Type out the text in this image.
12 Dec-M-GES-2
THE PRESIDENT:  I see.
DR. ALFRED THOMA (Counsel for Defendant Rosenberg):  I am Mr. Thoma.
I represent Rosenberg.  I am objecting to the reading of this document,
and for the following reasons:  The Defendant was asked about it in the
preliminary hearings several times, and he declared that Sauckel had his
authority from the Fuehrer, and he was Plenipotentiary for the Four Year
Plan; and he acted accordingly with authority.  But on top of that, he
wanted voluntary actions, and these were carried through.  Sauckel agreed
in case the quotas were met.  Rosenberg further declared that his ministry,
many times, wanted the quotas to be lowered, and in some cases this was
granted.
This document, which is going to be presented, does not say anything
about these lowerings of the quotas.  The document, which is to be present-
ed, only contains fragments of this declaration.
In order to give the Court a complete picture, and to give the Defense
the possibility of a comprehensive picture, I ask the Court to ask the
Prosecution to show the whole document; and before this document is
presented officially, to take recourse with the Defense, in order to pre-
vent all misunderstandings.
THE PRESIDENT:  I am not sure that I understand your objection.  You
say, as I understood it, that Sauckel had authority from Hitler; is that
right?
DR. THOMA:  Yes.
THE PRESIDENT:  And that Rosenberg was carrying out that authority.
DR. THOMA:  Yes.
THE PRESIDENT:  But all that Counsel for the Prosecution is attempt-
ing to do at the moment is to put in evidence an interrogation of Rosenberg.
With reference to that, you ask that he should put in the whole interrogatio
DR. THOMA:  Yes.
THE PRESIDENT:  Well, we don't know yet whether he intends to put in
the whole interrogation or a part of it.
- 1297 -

____

WHAT IS REQUIRED: Pull out the lines above in which the word "authority" appears.

RESPONSE TO THE TASK:
authority from the Fuehrer, and he was Plenipotentiary for the Four Year
Plan; and he acted accordingly with authority.  But on top of that, he
say, as I understood it, that Sauckel had authority from Hitler; is that
THE PRESIDENT:  And that Rosenberg was carrying out that authority.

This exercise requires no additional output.